Records from a data collection:
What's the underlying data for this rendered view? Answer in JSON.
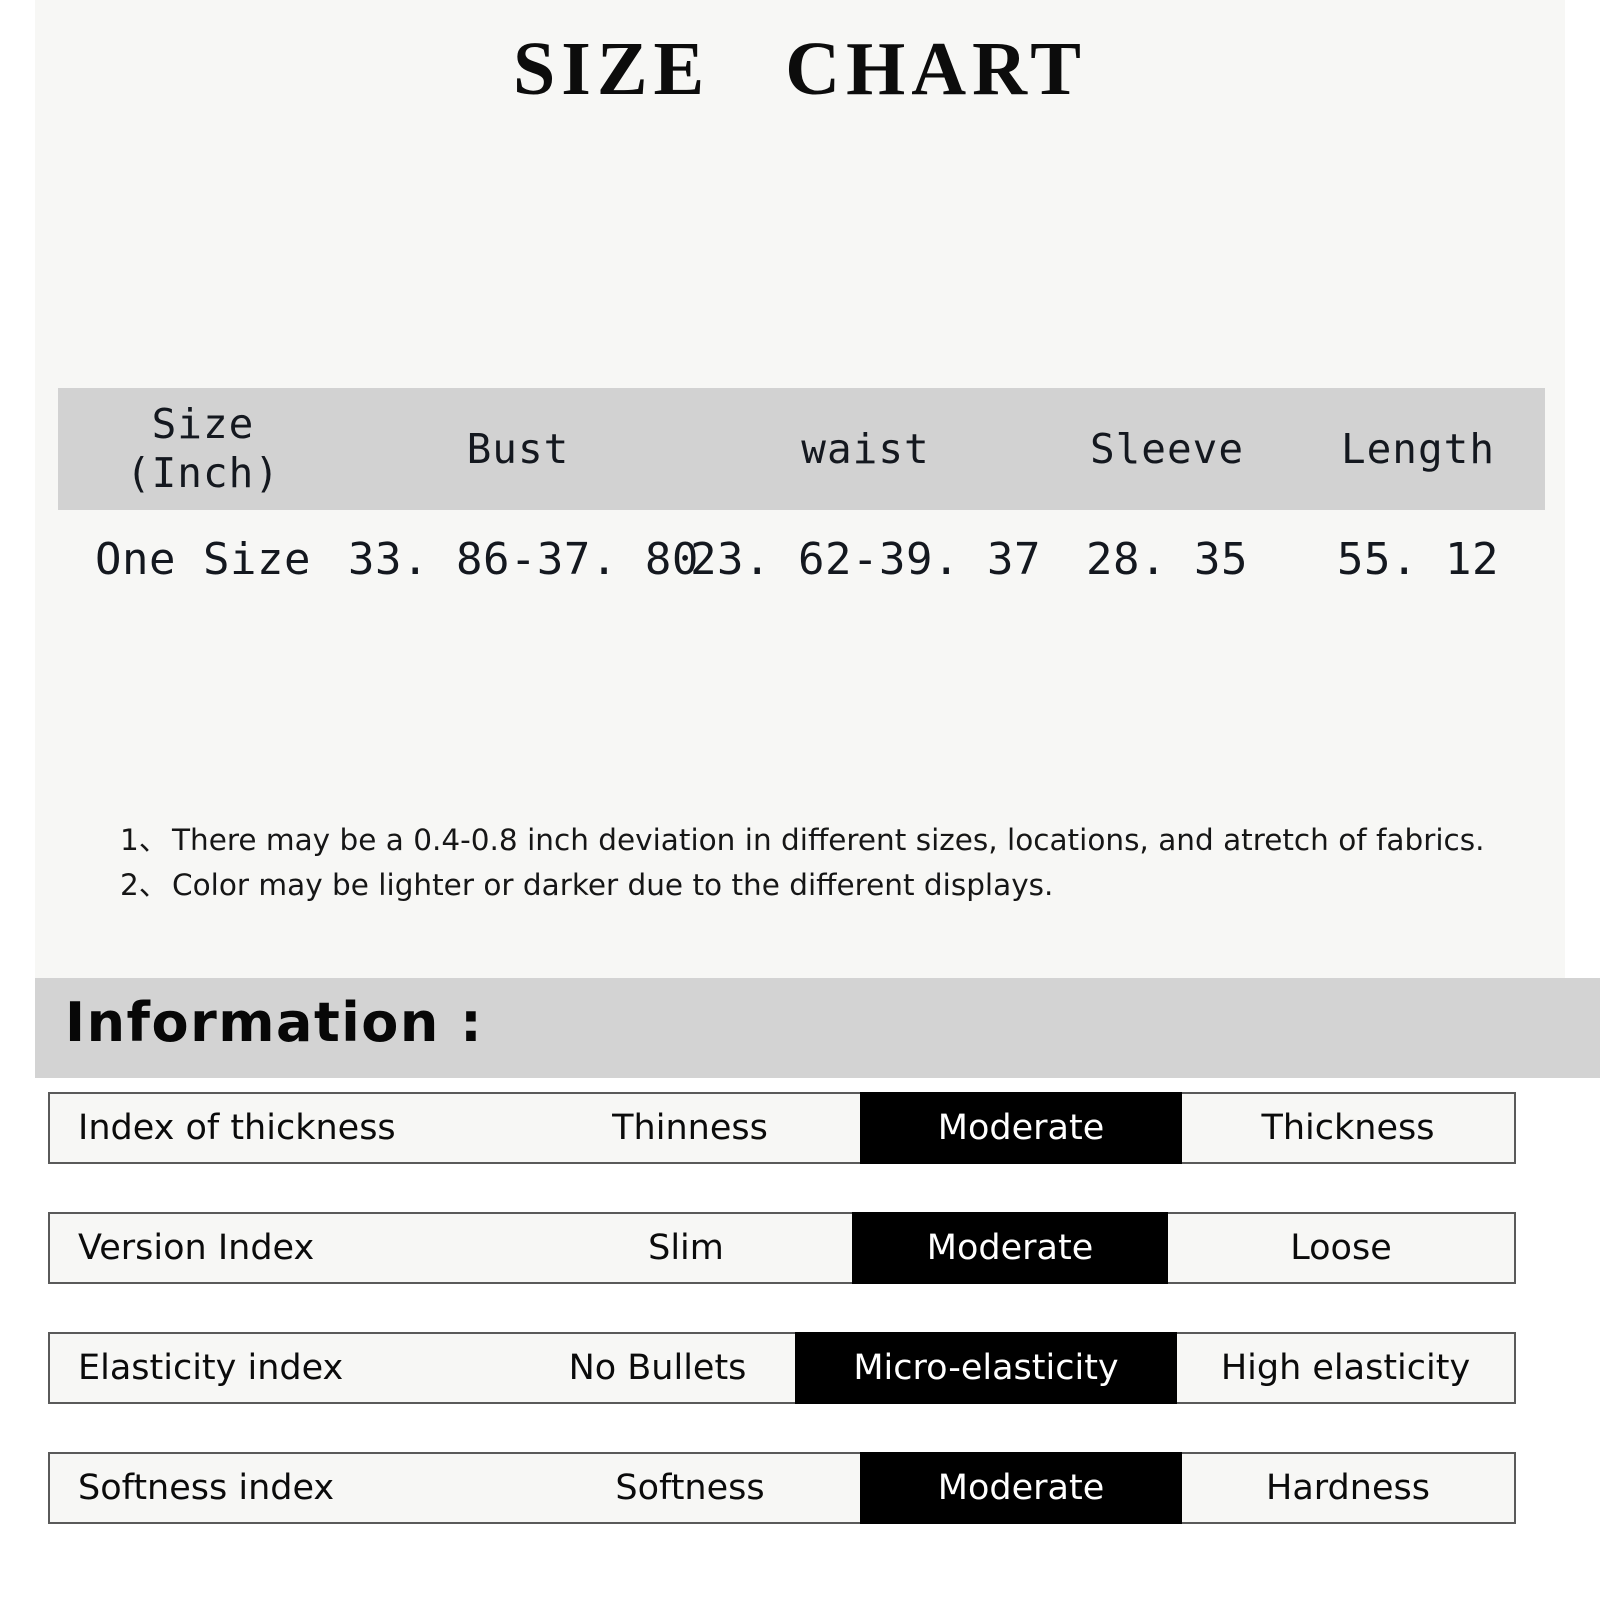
{
  "title": "SIZE   CHART",
  "size_table": {
    "headers": [
      "Size\n(Inch)",
      "Bust",
      "waist",
      "Sleeve",
      "Length"
    ],
    "header_size_line1": "Size",
    "header_size_line2": "(Inch)",
    "rows": [
      {
        "size": "One Size",
        "bust": "33. 86-37. 80",
        "waist": "23. 62-39. 37",
        "sleeve": "28. 35",
        "length": "55. 12"
      }
    ],
    "header_bg": "#d2d2d2"
  },
  "notes": [
    {
      "number": "1、",
      "text": "There may be a 0.4-0.8 inch deviation in different sizes, locations, and atretch of fabrics."
    },
    {
      "number": "2、",
      "text": "Color may be lighter or darker due to the different displays."
    }
  ],
  "information": {
    "band_title": "Information :",
    "band_bg": "#d3d3d3",
    "highlight_bg": "#000000",
    "highlight_fg": "#ffffff",
    "rows": [
      {
        "label": "Index of thickness",
        "options": [
          "Thinness",
          "Moderate",
          "Thickness"
        ],
        "selected": "Moderate",
        "selected_index": 1
      },
      {
        "label": "Version Index",
        "options": [
          "Slim",
          "Moderate",
          "Loose"
        ],
        "selected": "Moderate",
        "selected_index": 1
      },
      {
        "label": "Elasticity index",
        "options": [
          "No Bullets",
          "Micro-elasticity",
          "High elasticity"
        ],
        "selected": "Micro-elasticity",
        "selected_index": 1
      },
      {
        "label": "Softness index",
        "options": [
          "Softness",
          "Moderate",
          "Hardness"
        ],
        "selected": "Moderate",
        "selected_index": 1
      }
    ]
  }
}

**WHAT IS REQUIRED:**
Exclude the pictures and transcribe all of the entries exactly.

**TASK SOLUTION:**
What's the underlying data for this rendered view? Answer in JSON.
{
  "title": "SIZE   CHART",
  "size_table": {
    "headers": [
      "Size\n(Inch)",
      "Bust",
      "waist",
      "Sleeve",
      "Length"
    ],
    "header_size_line1": "Size",
    "header_size_line2": "(Inch)",
    "rows": [
      {
        "size": "One Size",
        "bust": "33. 86-37. 80",
        "waist": "23. 62-39. 37",
        "sleeve": "28. 35",
        "length": "55. 12"
      }
    ],
    "header_bg": "#d2d2d2"
  },
  "notes": [
    {
      "number": "1、",
      "text": "There may be a 0.4-0.8 inch deviation in different sizes, locations, and atretch of fabrics."
    },
    {
      "number": "2、",
      "text": "Color may be lighter or darker due to the different displays."
    }
  ],
  "information": {
    "band_title": "Information :",
    "band_bg": "#d3d3d3",
    "highlight_bg": "#000000",
    "highlight_fg": "#ffffff",
    "rows": [
      {
        "label": "Index of thickness",
        "options": [
          "Thinness",
          "Moderate",
          "Thickness"
        ],
        "selected": "Moderate",
        "selected_index": 1
      },
      {
        "label": "Version Index",
        "options": [
          "Slim",
          "Moderate",
          "Loose"
        ],
        "selected": "Moderate",
        "selected_index": 1
      },
      {
        "label": "Elasticity index",
        "options": [
          "No Bullets",
          "Micro-elasticity",
          "High elasticity"
        ],
        "selected": "Micro-elasticity",
        "selected_index": 1
      },
      {
        "label": "Softness index",
        "options": [
          "Softness",
          "Moderate",
          "Hardness"
        ],
        "selected": "Moderate",
        "selected_index": 1
      }
    ]
  }
}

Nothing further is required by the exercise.